** start of Extracted entries **
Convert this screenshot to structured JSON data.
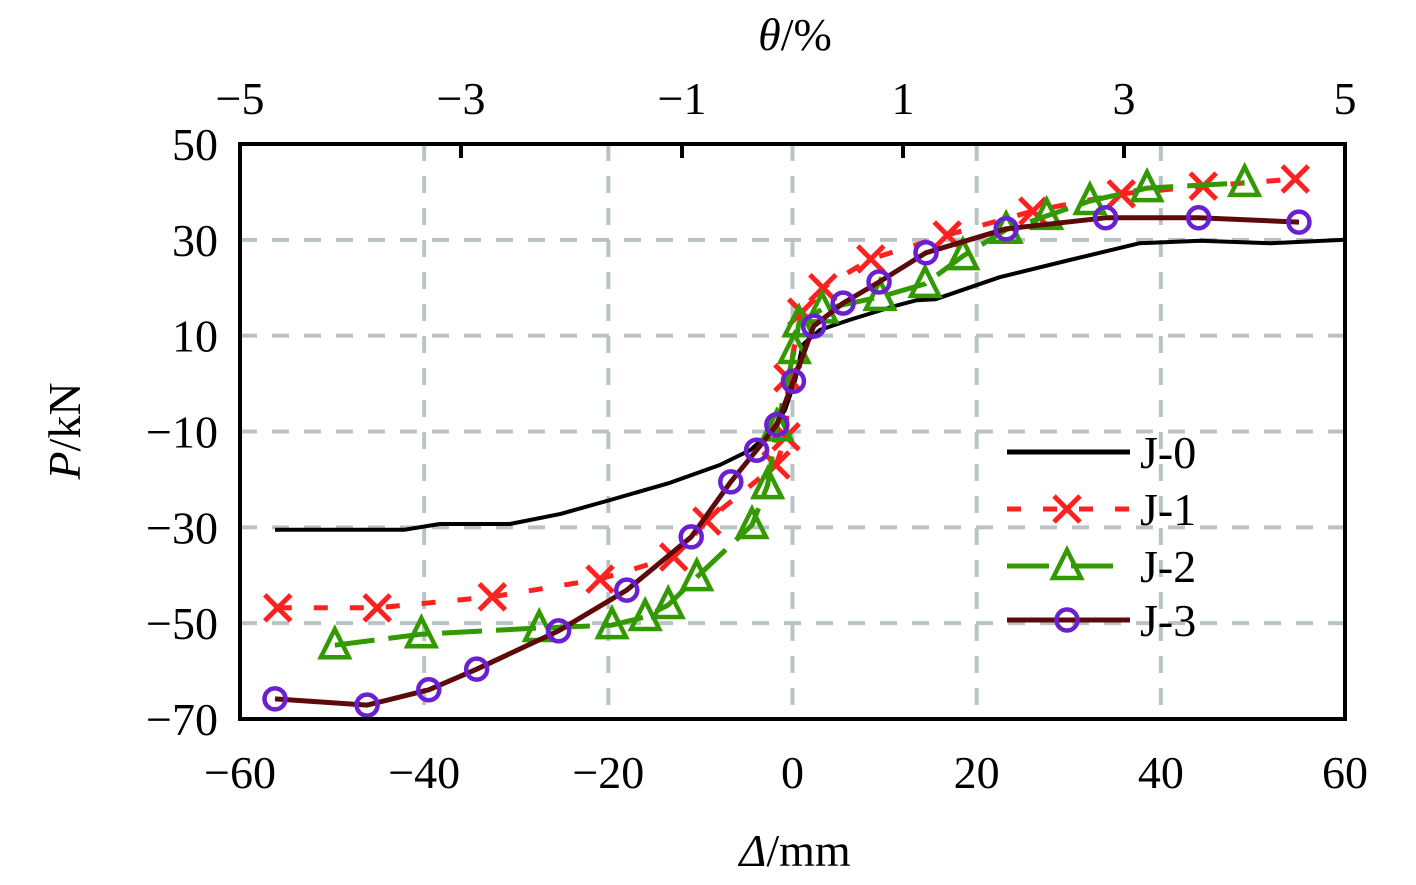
{
  "chart_data": {
    "type": "line",
    "title": "",
    "xlabel_italic": "Δ",
    "xlabel_unit": "/mm",
    "ylabel_italic": "P",
    "ylabel_unit": "/kN",
    "x2label_italic": "θ",
    "x2label_unit": "/%",
    "xlim": [
      -60,
      60
    ],
    "ylim": [
      -70,
      50
    ],
    "x2lim": [
      -5,
      5
    ],
    "xticks": [
      -60,
      -40,
      -20,
      0,
      20,
      40,
      60
    ],
    "xtick_labels": [
      "−60",
      "−40",
      "−20",
      "0",
      "20",
      "40",
      "60"
    ],
    "yticks": [
      50,
      30,
      10,
      -10,
      -30,
      -50,
      -70
    ],
    "ytick_labels": [
      "50",
      "30",
      "10",
      "−10",
      "−30",
      "−50",
      "−70"
    ],
    "x2ticks": [
      -5,
      -3,
      -1,
      1,
      3,
      5
    ],
    "x2tick_labels": [
      "−5",
      "−3",
      "−1",
      "1",
      "3",
      "5"
    ],
    "grid": true,
    "grid_x": [
      -40,
      -20,
      0,
      20,
      40
    ],
    "grid_y": [
      30,
      10,
      -10,
      -30,
      -50
    ],
    "grid_color": "#b8c4c4",
    "legend_position": "center-right",
    "series": [
      {
        "name": "J-0",
        "color": "#000000",
        "style": "solid",
        "marker": "none",
        "x": [
          -56.2,
          -42.1,
          -38.3,
          -30.7,
          -25.2,
          -19.8,
          -13.3,
          -7.9,
          -4.6,
          -2.4,
          -0.8,
          0.3,
          1.1,
          3.0,
          6.2,
          11.1,
          13.5,
          15.5,
          22.5,
          30.1,
          37.7,
          44.3,
          51.9,
          60.0
        ],
        "y": [
          -30.5,
          -30.5,
          -29.3,
          -29.3,
          -27.2,
          -24.3,
          -20.7,
          -17.0,
          -13.9,
          -10.1,
          -5.5,
          0.8,
          8.1,
          11.2,
          13.3,
          16.2,
          17.4,
          17.6,
          22.2,
          25.8,
          29.3,
          29.8,
          29.3,
          30.0
        ]
      },
      {
        "name": "J-1",
        "color": "#ff2020",
        "style": "dashed",
        "marker": "x",
        "x": [
          -55.9,
          -45.1,
          -32.6,
          -20.9,
          -12.9,
          -9.3,
          -1.8,
          -0.7,
          -0.5,
          1.0,
          3.3,
          8.5,
          16.8,
          26.1,
          35.7,
          44.6,
          54.6
        ],
        "y": [
          -46.8,
          -46.8,
          -44.5,
          -40.8,
          -36.2,
          -28.7,
          -17.0,
          -11.1,
          1.2,
          14.9,
          20.0,
          26.0,
          31.0,
          36.0,
          39.6,
          41.2,
          42.7
        ]
      },
      {
        "name": "J-2",
        "color": "#339900",
        "style": "long-dash",
        "marker": "triangle",
        "x": [
          -49.7,
          -40.3,
          -27.5,
          -19.6,
          -16.0,
          -13.5,
          -10.4,
          -4.4,
          -2.7,
          -1.7,
          0.2,
          0.7,
          3.2,
          9.5,
          14.4,
          18.5,
          23.2,
          27.6,
          32.3,
          38.5,
          49.1
        ],
        "y": [
          -54.6,
          -52.3,
          -51.0,
          -50.4,
          -48.7,
          -46.2,
          -40.4,
          -29.5,
          -21.2,
          -9.1,
          7.0,
          12.6,
          15.5,
          18.1,
          20.8,
          26.6,
          32.1,
          35.0,
          38.1,
          40.8,
          41.9
        ]
      },
      {
        "name": "J-3",
        "color": "#5c0a0a",
        "marker_color": "#6a1fd0",
        "style": "solid",
        "marker": "circle",
        "x": [
          -56.2,
          -46.2,
          -39.5,
          -34.3,
          -25.4,
          -18.0,
          -11.0,
          -6.7,
          -3.9,
          -1.7,
          0.1,
          2.3,
          5.5,
          9.4,
          14.5,
          23.2,
          34.0,
          44.1,
          55.0
        ],
        "y": [
          -65.8,
          -67.1,
          -63.9,
          -59.6,
          -51.6,
          -43.1,
          -32.0,
          -20.5,
          -13.9,
          -8.6,
          0.5,
          12.0,
          16.8,
          21.2,
          27.3,
          32.3,
          34.6,
          34.6,
          33.7
        ]
      }
    ]
  }
}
** end of Extracted entries **
Return each line exactly as written. Any picture gets left out.

> **Exercise result**:
Convert this screenshot to structured JSON data.
{
  "chart_data": {
    "type": "line",
    "title": "",
    "xlabel_italic": "Δ",
    "xlabel_unit": "/mm",
    "ylabel_italic": "P",
    "ylabel_unit": "/kN",
    "x2label_italic": "θ",
    "x2label_unit": "/%",
    "xlim": [
      -60,
      60
    ],
    "ylim": [
      -70,
      50
    ],
    "x2lim": [
      -5,
      5
    ],
    "xticks": [
      -60,
      -40,
      -20,
      0,
      20,
      40,
      60
    ],
    "xtick_labels": [
      "−60",
      "−40",
      "−20",
      "0",
      "20",
      "40",
      "60"
    ],
    "yticks": [
      50,
      30,
      10,
      -10,
      -30,
      -50,
      -70
    ],
    "ytick_labels": [
      "50",
      "30",
      "10",
      "−10",
      "−30",
      "−50",
      "−70"
    ],
    "x2ticks": [
      -5,
      -3,
      -1,
      1,
      3,
      5
    ],
    "x2tick_labels": [
      "−5",
      "−3",
      "−1",
      "1",
      "3",
      "5"
    ],
    "grid": true,
    "grid_x": [
      -40,
      -20,
      0,
      20,
      40
    ],
    "grid_y": [
      30,
      10,
      -10,
      -30,
      -50
    ],
    "grid_color": "#b8c4c4",
    "legend_position": "center-right",
    "series": [
      {
        "name": "J-0",
        "color": "#000000",
        "style": "solid",
        "marker": "none",
        "x": [
          -56.2,
          -42.1,
          -38.3,
          -30.7,
          -25.2,
          -19.8,
          -13.3,
          -7.9,
          -4.6,
          -2.4,
          -0.8,
          0.3,
          1.1,
          3.0,
          6.2,
          11.1,
          13.5,
          15.5,
          22.5,
          30.1,
          37.7,
          44.3,
          51.9,
          60.0
        ],
        "y": [
          -30.5,
          -30.5,
          -29.3,
          -29.3,
          -27.2,
          -24.3,
          -20.7,
          -17.0,
          -13.9,
          -10.1,
          -5.5,
          0.8,
          8.1,
          11.2,
          13.3,
          16.2,
          17.4,
          17.6,
          22.2,
          25.8,
          29.3,
          29.8,
          29.3,
          30.0
        ]
      },
      {
        "name": "J-1",
        "color": "#ff2020",
        "style": "dashed",
        "marker": "x",
        "x": [
          -55.9,
          -45.1,
          -32.6,
          -20.9,
          -12.9,
          -9.3,
          -1.8,
          -0.7,
          -0.5,
          1.0,
          3.3,
          8.5,
          16.8,
          26.1,
          35.7,
          44.6,
          54.6
        ],
        "y": [
          -46.8,
          -46.8,
          -44.5,
          -40.8,
          -36.2,
          -28.7,
          -17.0,
          -11.1,
          1.2,
          14.9,
          20.0,
          26.0,
          31.0,
          36.0,
          39.6,
          41.2,
          42.7
        ]
      },
      {
        "name": "J-2",
        "color": "#339900",
        "style": "long-dash",
        "marker": "triangle",
        "x": [
          -49.7,
          -40.3,
          -27.5,
          -19.6,
          -16.0,
          -13.5,
          -10.4,
          -4.4,
          -2.7,
          -1.7,
          0.2,
          0.7,
          3.2,
          9.5,
          14.4,
          18.5,
          23.2,
          27.6,
          32.3,
          38.5,
          49.1
        ],
        "y": [
          -54.6,
          -52.3,
          -51.0,
          -50.4,
          -48.7,
          -46.2,
          -40.4,
          -29.5,
          -21.2,
          -9.1,
          7.0,
          12.6,
          15.5,
          18.1,
          20.8,
          26.6,
          32.1,
          35.0,
          38.1,
          40.8,
          41.9
        ]
      },
      {
        "name": "J-3",
        "color": "#5c0a0a",
        "marker_color": "#6a1fd0",
        "style": "solid",
        "marker": "circle",
        "x": [
          -56.2,
          -46.2,
          -39.5,
          -34.3,
          -25.4,
          -18.0,
          -11.0,
          -6.7,
          -3.9,
          -1.7,
          0.1,
          2.3,
          5.5,
          9.4,
          14.5,
          23.2,
          34.0,
          44.1,
          55.0
        ],
        "y": [
          -65.8,
          -67.1,
          -63.9,
          -59.6,
          -51.6,
          -43.1,
          -32.0,
          -20.5,
          -13.9,
          -8.6,
          0.5,
          12.0,
          16.8,
          21.2,
          27.3,
          32.3,
          34.6,
          34.6,
          33.7
        ]
      }
    ]
  }
}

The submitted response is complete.